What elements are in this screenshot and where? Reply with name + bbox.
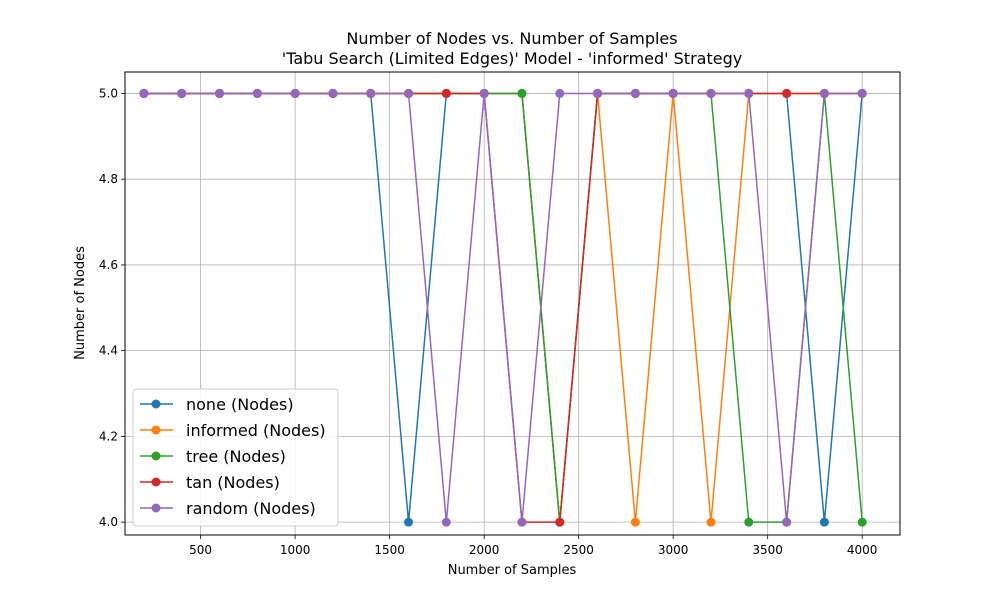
y-tick-label: 4.4 — [99, 344, 118, 358]
x-tick-label: 1500 — [374, 543, 405, 557]
x-tick-label: 3000 — [658, 543, 689, 557]
legend-item-random: random (Nodes) — [140, 499, 316, 518]
legend-item-none: none (Nodes) — [140, 395, 294, 414]
data-point-random — [139, 88, 149, 98]
data-point-random — [819, 88, 829, 98]
legend-label: tan (Nodes) — [186, 473, 280, 492]
legend-box — [132, 388, 339, 527]
y-tick-label: 4.6 — [99, 258, 118, 272]
x-tick-label: 2500 — [563, 543, 594, 557]
data-point-random — [782, 517, 792, 527]
data-point-random — [555, 88, 565, 98]
data-point-random — [441, 517, 451, 527]
x-axis-label: Number of Samples — [448, 563, 577, 578]
legend-item-informed: informed (Nodes) — [140, 421, 326, 440]
chart-subtitle: 'Tabu Search (Limited Edges)' Model - 'i… — [282, 49, 742, 68]
y-tick-label: 5.0 — [99, 86, 118, 100]
legend-label: random (Nodes) — [186, 499, 316, 518]
data-point-random — [857, 88, 867, 98]
y-tick-label: 4.0 — [99, 515, 118, 529]
data-point-random — [630, 88, 640, 98]
data-point-random — [366, 88, 376, 98]
data-point-random — [404, 88, 414, 98]
data-point-random — [252, 88, 262, 98]
x-tick-label: 2000 — [469, 543, 500, 557]
data-point-random — [215, 88, 225, 98]
data-point-random — [328, 88, 338, 98]
legend-label: none (Nodes) — [186, 395, 294, 414]
data-point-none — [404, 517, 414, 527]
x-tick-label: 500 — [189, 543, 212, 557]
x-tick-label: 3500 — [752, 543, 783, 557]
legend-marker — [151, 477, 161, 487]
data-point-tan — [782, 88, 792, 98]
data-point-informed — [706, 517, 716, 527]
legend-item-tan: tan (Nodes) — [140, 473, 280, 492]
legend-marker — [151, 503, 161, 513]
legend-marker — [151, 399, 161, 409]
legend: none (Nodes) informed (Nodes) tree (Nodes)… — [132, 388, 339, 527]
data-point-random — [479, 88, 489, 98]
y-axis-label: Number of Nodes — [73, 246, 88, 360]
axis-ticks: 500 1000 1500 2000 2500 3000 3500 4000 4.0 4.2 4.4… — [99, 86, 878, 557]
data-point-tree — [857, 517, 867, 527]
data-point-random — [668, 88, 678, 98]
legend-label: tree (Nodes) — [186, 447, 286, 466]
x-tick-label: 4000 — [847, 543, 878, 557]
data-point-informed — [630, 517, 640, 527]
chart-title: Number of Nodes vs. Number of Samples — [346, 29, 677, 48]
data-point-tan — [555, 517, 565, 527]
data-point-random — [290, 88, 300, 98]
data-point-tan — [441, 88, 451, 98]
legend-marker — [151, 425, 161, 435]
y-tick-label: 4.2 — [99, 429, 118, 443]
data-point-tree — [517, 88, 527, 98]
legend-marker — [151, 451, 161, 461]
data-point-random — [593, 88, 603, 98]
y-tick-label: 4.8 — [99, 172, 118, 186]
x-tick-label: 1000 — [280, 543, 311, 557]
legend-label: informed (Nodes) — [186, 421, 326, 440]
legend-item-tree: tree (Nodes) — [140, 447, 286, 466]
series-group — [139, 88, 867, 527]
series-line-random — [143, 92, 863, 523]
data-point-random — [517, 517, 527, 527]
data-point-random — [706, 88, 716, 98]
series-random — [139, 88, 867, 527]
data-point-tree — [744, 517, 754, 527]
plot-area-frame — [124, 71, 901, 536]
data-point-random — [744, 88, 754, 98]
data-point-random — [177, 88, 187, 98]
data-point-none — [819, 517, 829, 527]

::::

Your objective | Quote all of the data above verbatim, line by line, with no changes to wording, numbers, or punctuation. Leave the picture out of the answer.

Response to this task |
What elements are in this screenshot and where? Reply with name + bbox.
y-tick-label: 4.4 — [99, 344, 118, 358]
x-tick-label: 1500 — [374, 543, 405, 557]
x-tick-label: 3000 — [658, 543, 689, 557]
legend-item-random: random (Nodes) — [140, 499, 316, 518]
legend-item-none: none (Nodes) — [140, 395, 294, 414]
data-point-random — [139, 88, 149, 98]
data-point-random — [819, 88, 829, 98]
legend-label: tan (Nodes) — [186, 473, 280, 492]
legend-box — [132, 388, 339, 527]
y-tick-label: 4.6 — [99, 258, 118, 272]
x-tick-label: 2500 — [563, 543, 594, 557]
data-point-random — [782, 517, 792, 527]
data-point-random — [555, 88, 565, 98]
data-point-random — [441, 517, 451, 527]
x-axis-label: Number of Samples — [448, 563, 577, 578]
legend-item-informed: informed (Nodes) — [140, 421, 326, 440]
chart-subtitle: 'Tabu Search (Limited Edges)' Model - 'i… — [282, 49, 742, 68]
y-tick-label: 5.0 — [99, 86, 118, 100]
legend-label: random (Nodes) — [186, 499, 316, 518]
data-point-random — [857, 88, 867, 98]
y-tick-label: 4.0 — [99, 515, 118, 529]
data-point-random — [630, 88, 640, 98]
data-point-random — [366, 88, 376, 98]
data-point-random — [404, 88, 414, 98]
data-point-random — [252, 88, 262, 98]
x-tick-label: 2000 — [469, 543, 500, 557]
data-point-random — [215, 88, 225, 98]
data-point-random — [328, 88, 338, 98]
legend-label: none (Nodes) — [186, 395, 294, 414]
data-point-none — [404, 517, 414, 527]
x-tick-label: 500 — [189, 543, 212, 557]
x-tick-label: 3500 — [752, 543, 783, 557]
legend-marker — [151, 477, 161, 487]
data-point-tan — [782, 88, 792, 98]
data-point-informed — [706, 517, 716, 527]
legend-item-tan: tan (Nodes) — [140, 473, 280, 492]
legend-marker — [151, 503, 161, 513]
legend-marker — [151, 399, 161, 409]
legend: none (Nodes) informed (Nodes) tree (Nodes)… — [132, 388, 339, 527]
data-point-random — [479, 88, 489, 98]
y-axis-label: Number of Nodes — [73, 246, 88, 360]
axis-ticks: 500 1000 1500 2000 2500 3000 3500 4000 4.0 4.2 4.4… — [99, 86, 878, 557]
data-point-tree — [857, 517, 867, 527]
data-point-random — [668, 88, 678, 98]
legend-label: tree (Nodes) — [186, 447, 286, 466]
x-tick-label: 4000 — [847, 543, 878, 557]
data-point-informed — [630, 517, 640, 527]
chart-title: Number of Nodes vs. Number of Samples — [346, 29, 677, 48]
data-point-tan — [555, 517, 565, 527]
data-point-random — [290, 88, 300, 98]
data-point-tan — [441, 88, 451, 98]
legend-marker — [151, 425, 161, 435]
y-tick-label: 4.2 — [99, 429, 118, 443]
data-point-tree — [517, 88, 527, 98]
legend-marker — [151, 451, 161, 461]
data-point-random — [593, 88, 603, 98]
y-tick-label: 4.8 — [99, 172, 118, 186]
x-tick-label: 1000 — [280, 543, 311, 557]
legend-label: informed (Nodes) — [186, 421, 326, 440]
legend-item-tree: tree (Nodes) — [140, 447, 286, 466]
series-group — [139, 88, 867, 527]
series-line-random — [143, 92, 863, 523]
data-point-random — [517, 517, 527, 527]
data-point-random — [706, 88, 716, 98]
series-random — [139, 88, 867, 527]
data-point-tree — [744, 517, 754, 527]
plot-area-frame — [124, 71, 901, 536]
data-point-random — [744, 88, 754, 98]
data-point-random — [177, 88, 187, 98]
data-point-none — [819, 517, 829, 527]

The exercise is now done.